**WRITTEN PROBLEM:**
Return the entries below verbatim. Pictures stay out.

[START ENTRIES SHOWN]

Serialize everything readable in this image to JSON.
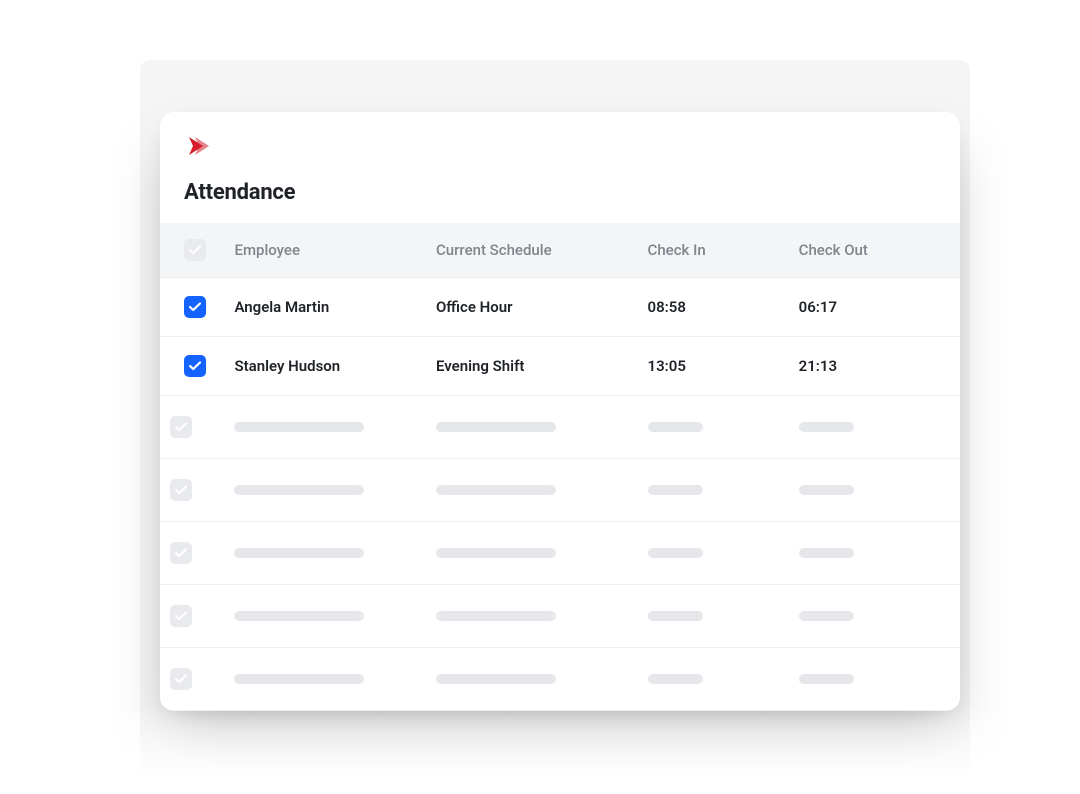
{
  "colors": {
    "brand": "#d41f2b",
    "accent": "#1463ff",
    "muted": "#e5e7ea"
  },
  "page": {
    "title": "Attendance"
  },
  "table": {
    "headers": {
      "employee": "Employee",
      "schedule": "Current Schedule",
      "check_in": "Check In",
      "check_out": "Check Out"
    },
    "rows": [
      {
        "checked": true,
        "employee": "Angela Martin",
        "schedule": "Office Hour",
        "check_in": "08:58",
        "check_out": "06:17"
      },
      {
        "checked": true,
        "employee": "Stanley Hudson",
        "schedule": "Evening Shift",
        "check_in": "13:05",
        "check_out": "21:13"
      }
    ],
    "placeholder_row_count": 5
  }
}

[END ENTRIES SHOWN]

**FINISHED ANSWER:**
Serialize everything readable in this image to JSON.
{
  "colors": {
    "brand": "#d41f2b",
    "accent": "#1463ff",
    "muted": "#e5e7ea"
  },
  "page": {
    "title": "Attendance"
  },
  "table": {
    "headers": {
      "employee": "Employee",
      "schedule": "Current Schedule",
      "check_in": "Check In",
      "check_out": "Check Out"
    },
    "rows": [
      {
        "checked": true,
        "employee": "Angela Martin",
        "schedule": "Office Hour",
        "check_in": "08:58",
        "check_out": "06:17"
      },
      {
        "checked": true,
        "employee": "Stanley Hudson",
        "schedule": "Evening Shift",
        "check_in": "13:05",
        "check_out": "21:13"
      }
    ],
    "placeholder_row_count": 5
  }
}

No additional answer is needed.